## start Entries

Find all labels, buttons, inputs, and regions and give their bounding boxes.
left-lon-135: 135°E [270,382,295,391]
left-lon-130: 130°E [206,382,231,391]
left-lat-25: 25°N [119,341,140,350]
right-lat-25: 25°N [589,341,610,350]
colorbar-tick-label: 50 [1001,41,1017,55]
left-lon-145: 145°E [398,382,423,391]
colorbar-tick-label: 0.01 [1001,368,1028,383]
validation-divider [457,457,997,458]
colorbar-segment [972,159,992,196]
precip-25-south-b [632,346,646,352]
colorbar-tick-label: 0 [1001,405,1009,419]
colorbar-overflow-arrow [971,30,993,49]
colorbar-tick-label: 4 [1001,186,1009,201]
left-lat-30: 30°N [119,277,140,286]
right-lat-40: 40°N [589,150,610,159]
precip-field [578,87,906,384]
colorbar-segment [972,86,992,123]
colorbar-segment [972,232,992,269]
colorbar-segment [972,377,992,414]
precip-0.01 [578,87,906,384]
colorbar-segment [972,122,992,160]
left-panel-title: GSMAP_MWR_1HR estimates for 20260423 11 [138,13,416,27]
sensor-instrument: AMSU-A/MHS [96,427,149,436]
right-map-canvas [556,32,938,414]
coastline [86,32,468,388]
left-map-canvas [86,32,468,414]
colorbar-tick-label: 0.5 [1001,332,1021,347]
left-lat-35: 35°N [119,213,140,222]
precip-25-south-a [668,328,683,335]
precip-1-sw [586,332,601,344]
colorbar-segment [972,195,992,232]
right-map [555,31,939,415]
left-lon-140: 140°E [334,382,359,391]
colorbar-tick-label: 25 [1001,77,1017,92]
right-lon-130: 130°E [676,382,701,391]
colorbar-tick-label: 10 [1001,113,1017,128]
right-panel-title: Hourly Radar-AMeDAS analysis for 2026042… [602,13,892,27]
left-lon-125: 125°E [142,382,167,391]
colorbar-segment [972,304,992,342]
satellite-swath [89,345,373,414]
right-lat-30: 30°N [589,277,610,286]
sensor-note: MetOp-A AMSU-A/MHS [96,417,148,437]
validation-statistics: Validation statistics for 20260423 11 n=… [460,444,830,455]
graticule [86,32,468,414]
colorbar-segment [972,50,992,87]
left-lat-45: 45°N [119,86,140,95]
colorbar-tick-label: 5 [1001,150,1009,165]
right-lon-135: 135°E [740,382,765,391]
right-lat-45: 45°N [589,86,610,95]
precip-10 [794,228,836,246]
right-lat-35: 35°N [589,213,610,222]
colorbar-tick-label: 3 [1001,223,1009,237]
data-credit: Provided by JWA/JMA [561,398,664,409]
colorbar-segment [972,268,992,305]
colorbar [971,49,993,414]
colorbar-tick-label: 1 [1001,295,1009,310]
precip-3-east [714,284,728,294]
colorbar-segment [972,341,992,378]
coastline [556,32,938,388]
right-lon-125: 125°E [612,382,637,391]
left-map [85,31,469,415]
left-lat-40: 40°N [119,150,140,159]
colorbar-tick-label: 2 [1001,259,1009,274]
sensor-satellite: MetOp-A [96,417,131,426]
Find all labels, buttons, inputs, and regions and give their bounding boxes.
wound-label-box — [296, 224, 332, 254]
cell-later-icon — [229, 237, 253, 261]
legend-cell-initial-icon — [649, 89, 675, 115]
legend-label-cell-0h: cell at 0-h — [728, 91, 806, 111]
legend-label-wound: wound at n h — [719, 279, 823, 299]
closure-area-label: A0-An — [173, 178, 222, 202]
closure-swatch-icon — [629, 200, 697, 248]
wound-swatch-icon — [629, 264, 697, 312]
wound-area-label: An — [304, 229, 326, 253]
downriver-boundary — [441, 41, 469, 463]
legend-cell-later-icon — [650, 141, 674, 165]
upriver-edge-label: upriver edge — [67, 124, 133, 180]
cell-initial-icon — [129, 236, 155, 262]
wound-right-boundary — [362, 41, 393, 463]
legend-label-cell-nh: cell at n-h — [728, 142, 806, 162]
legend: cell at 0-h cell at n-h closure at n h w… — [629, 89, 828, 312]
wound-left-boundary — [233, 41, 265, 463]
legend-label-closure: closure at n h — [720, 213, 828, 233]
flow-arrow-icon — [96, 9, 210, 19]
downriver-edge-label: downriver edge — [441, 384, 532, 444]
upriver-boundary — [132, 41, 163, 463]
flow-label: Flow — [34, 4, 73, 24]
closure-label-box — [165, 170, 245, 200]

## end Entries

- _Written task_
Copy out every line of the material above word for word, in its original order.

- _Correct response_
Find all labels, buttons, inputs, and regions and give their bounding boxes.
left-lon-135: 135°E [270,382,295,391]
left-lon-130: 130°E [206,382,231,391]
left-lat-25: 25°N [119,341,140,350]
right-lat-25: 25°N [589,341,610,350]
colorbar-tick-label: 50 [1001,41,1017,55]
left-lon-145: 145°E [398,382,423,391]
colorbar-tick-label: 0.01 [1001,368,1028,383]
validation-divider [457,457,997,458]
colorbar-segment [972,159,992,196]
precip-25-south-b [632,346,646,352]
colorbar-tick-label: 0 [1001,405,1009,419]
colorbar-overflow-arrow [971,30,993,49]
colorbar-tick-label: 4 [1001,186,1009,201]
left-lat-30: 30°N [119,277,140,286]
right-lat-40: 40°N [589,150,610,159]
precip-field [578,87,906,384]
colorbar-segment [972,86,992,123]
colorbar-segment [972,232,992,269]
colorbar-segment [972,377,992,414]
precip-0.01 [578,87,906,384]
colorbar-segment [972,122,992,160]
left-panel-title: GSMAP_MWR_1HR estimates for 20260423 11 [138,13,416,27]
sensor-instrument: AMSU-A/MHS [96,427,149,436]
right-map-canvas [556,32,938,414]
coastline [86,32,468,388]
left-map-canvas [86,32,468,414]
colorbar-tick-label: 0.5 [1001,332,1021,347]
left-lat-35: 35°N [119,213,140,222]
precip-25-south-a [668,328,683,335]
precip-1-sw [586,332,601,344]
colorbar-segment [972,195,992,232]
right-map [555,31,939,415]
left-lon-140: 140°E [334,382,359,391]
colorbar-tick-label: 25 [1001,77,1017,92]
right-lon-130: 130°E [676,382,701,391]
colorbar-tick-label: 10 [1001,113,1017,128]
right-panel-title: Hourly Radar-AMeDAS analysis for 2026042… [602,13,892,27]
left-lon-125: 125°E [142,382,167,391]
colorbar-segment [972,304,992,342]
satellite-swath [89,345,373,414]
right-lat-30: 30°N [589,277,610,286]
sensor-note: MetOp-A AMSU-A/MHS [96,417,148,437]
validation-statistics: Validation statistics for 20260423 11 n=… [460,444,830,455]
graticule [86,32,468,414]
colorbar-segment [972,50,992,87]
left-lat-45: 45°N [119,86,140,95]
colorbar-tick-label: 5 [1001,150,1009,165]
right-lon-135: 135°E [740,382,765,391]
right-lat-45: 45°N [589,86,610,95]
precip-10 [794,228,836,246]
right-lat-35: 35°N [589,213,610,222]
colorbar-tick-label: 3 [1001,223,1009,237]
data-credit: Provided by JWA/JMA [561,398,664,409]
colorbar-segment [972,268,992,305]
colorbar [971,49,993,414]
colorbar-tick-label: 1 [1001,295,1009,310]
precip-3-east [714,284,728,294]
colorbar-segment [972,341,992,378]
coastline [556,32,938,388]
right-lon-125: 125°E [612,382,637,391]
left-map [85,31,469,415]
left-lat-40: 40°N [119,150,140,159]
colorbar-tick-label: 2 [1001,259,1009,274]
sensor-satellite: MetOp-A [96,417,131,426]
Find all labels, buttons, inputs, and regions and give their bounding boxes.
wound-label-box — [296, 224, 332, 254]
cell-later-icon — [229, 237, 253, 261]
legend-cell-initial-icon — [649, 89, 675, 115]
legend-label-cell-0h: cell at 0-h — [728, 91, 806, 111]
legend-label-wound: wound at n h — [719, 279, 823, 299]
closure-area-label: A0-An — [173, 178, 222, 202]
closure-swatch-icon — [629, 200, 697, 248]
wound-swatch-icon — [629, 264, 697, 312]
wound-area-label: An — [304, 229, 326, 253]
downriver-boundary — [441, 41, 469, 463]
legend-cell-later-icon — [650, 141, 674, 165]
upriver-edge-label: upriver edge — [67, 124, 133, 180]
cell-initial-icon — [129, 236, 155, 262]
wound-right-boundary — [362, 41, 393, 463]
legend-label-cell-nh: cell at n-h — [728, 142, 806, 162]
legend: cell at 0-h cell at n-h closure at n h w… — [629, 89, 828, 312]
wound-left-boundary — [233, 41, 265, 463]
legend-label-closure: closure at n h — [720, 213, 828, 233]
flow-arrow-icon — [96, 9, 210, 19]
downriver-edge-label: downriver edge — [441, 384, 532, 444]
upriver-boundary — [132, 41, 163, 463]
flow-label: Flow — [34, 4, 73, 24]
closure-label-box — [165, 170, 245, 200]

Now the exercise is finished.